── Material for the task ──

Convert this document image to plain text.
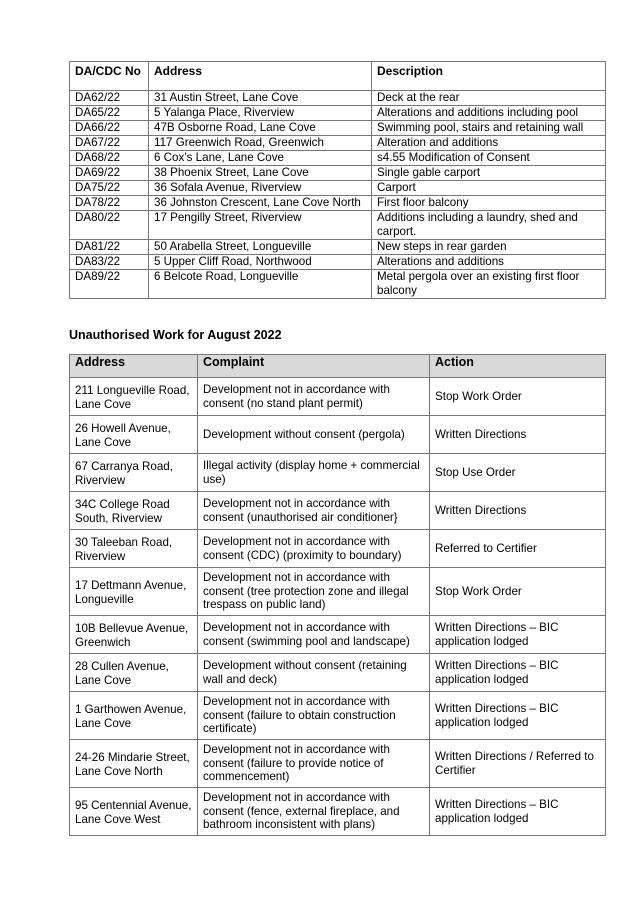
DA/CDC No	Address	Description
DA62/22	31 Austin Street, Lane Cove	Deck at the rear
DA65/22	5 Yalanga Place, Riverview	Alterations and additions including pool
DA66/22	47B Osborne Road, Lane Cove	Swimming pool, stairs and retaining wall
DA67/22	117 Greenwich Road, Greenwich	Alteration and additions
DA68/22	6 Cox’s Lane, Lane Cove	s4.55 Modification of Consent
DA69/22	38 Phoenix Street, Lane Cove	Single gable carport
DA75/22	36 Sofala Avenue, Riverview	Carport
DA78/22	36 Johnston Crescent, Lane Cove North	First floor balcony
DA80/22	17 Pengilly Street, Riverview	Additions including a laundry, shed and carport.
DA81/22	50 Arabella Street, Longueville	New steps in rear garden
DA83/22	5 Upper Cliff Road, Northwood	Alterations and additions
DA89/22	6 Belcote Road, Longueville	Metal pergola over an existing first floor balcony
Unauthorised Work for August 2022
Address	Complaint	Action
211 Longueville Road, Lane Cove	Development not in accordance with consent (no stand plant permit)	Stop Work Order
26 Howell Avenue, Lane Cove	Development without consent (pergola)	Written Directions
67 Carranya Road, Riverview	Illegal activity (display home + commercial use)	Stop Use Order
34C College Road South, Riverview	Development not in accordance with consent (unauthorised air conditioner}	Written Directions
30 Taleeban Road, Riverview	Development not in accordance with consent (CDC) (proximity to boundary)	Referred to Certifier
17 Dettmann Avenue, Longueville	Development not in accordance with consent (tree protection zone and illegal trespass on public land)	Stop Work Order
10B Bellevue Avenue, Greenwich	Development not in accordance with consent (swimming pool and landscape)	Written Directions – BIC application lodged
28 Cullen Avenue, Lane Cove	Development without consent (retaining wall and deck)	Written Directions – BIC application lodged
1 Garthowen Avenue, Lane Cove	Development not in accordance with consent (failure to obtain construction certificate)	Written Directions – BIC application lodged
24-26 Mindarie Street, Lane Cove North	Development not in accordance with consent (failure to provide notice of commencement)	Written Directions / Referred to Certifier
95 Centennial Avenue, Lane Cove West	Development not in accordance with consent (fence, external fireplace, and bathroom inconsistent with plans)	Written Directions – BIC application lodged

───

What you need to do: Repeat the data in full and exactly. Omit pictures.

Output below:
Convert this document image to plain text.
DA/CDC No	Address	Description
DA62/22	31 Austin Street, Lane Cove	Deck at the rear
DA65/22	5 Yalanga Place, Riverview	Alterations and additions including pool
DA66/22	47B Osborne Road, Lane Cove	Swimming pool, stairs and retaining wall
DA67/22	117 Greenwich Road, Greenwich	Alteration and additions
DA68/22	6 Cox’s Lane, Lane Cove	s4.55 Modification of Consent
DA69/22	38 Phoenix Street, Lane Cove	Single gable carport
DA75/22	36 Sofala Avenue, Riverview	Carport
DA78/22	36 Johnston Crescent, Lane Cove North	First floor balcony
DA80/22	17 Pengilly Street, Riverview	Additions including a laundry, shed and carport.
DA81/22	50 Arabella Street, Longueville	New steps in rear garden
DA83/22	5 Upper Cliff Road, Northwood	Alterations and additions
DA89/22	6 Belcote Road, Longueville	Metal pergola over an existing first floor balcony
Unauthorised Work for August 2022
Address	Complaint	Action
211 Longueville Road, Lane Cove	Development not in accordance with consent (no stand plant permit)	Stop Work Order
26 Howell Avenue, Lane Cove	Development without consent (pergola)	Written Directions
67 Carranya Road, Riverview	Illegal activity (display home + commercial use)	Stop Use Order
34C College Road South, Riverview	Development not in accordance with consent (unauthorised air conditioner}	Written Directions
30 Taleeban Road, Riverview	Development not in accordance with consent (CDC) (proximity to boundary)	Referred to Certifier
17 Dettmann Avenue, Longueville	Development not in accordance with consent (tree protection zone and illegal trespass on public land)	Stop Work Order
10B Bellevue Avenue, Greenwich	Development not in accordance with consent (swimming pool and landscape)	Written Directions – BIC application lodged
28 Cullen Avenue, Lane Cove	Development without consent (retaining wall and deck)	Written Directions – BIC application lodged
1 Garthowen Avenue, Lane Cove	Development not in accordance with consent (failure to obtain construction certificate)	Written Directions – BIC application lodged
24-26 Mindarie Street, Lane Cove North	Development not in accordance with consent (failure to provide notice of commencement)	Written Directions / Referred to Certifier
95 Centennial Avenue, Lane Cove West	Development not in accordance with consent (fence, external fireplace, and bathroom inconsistent with plans)	Written Directions – BIC application lodged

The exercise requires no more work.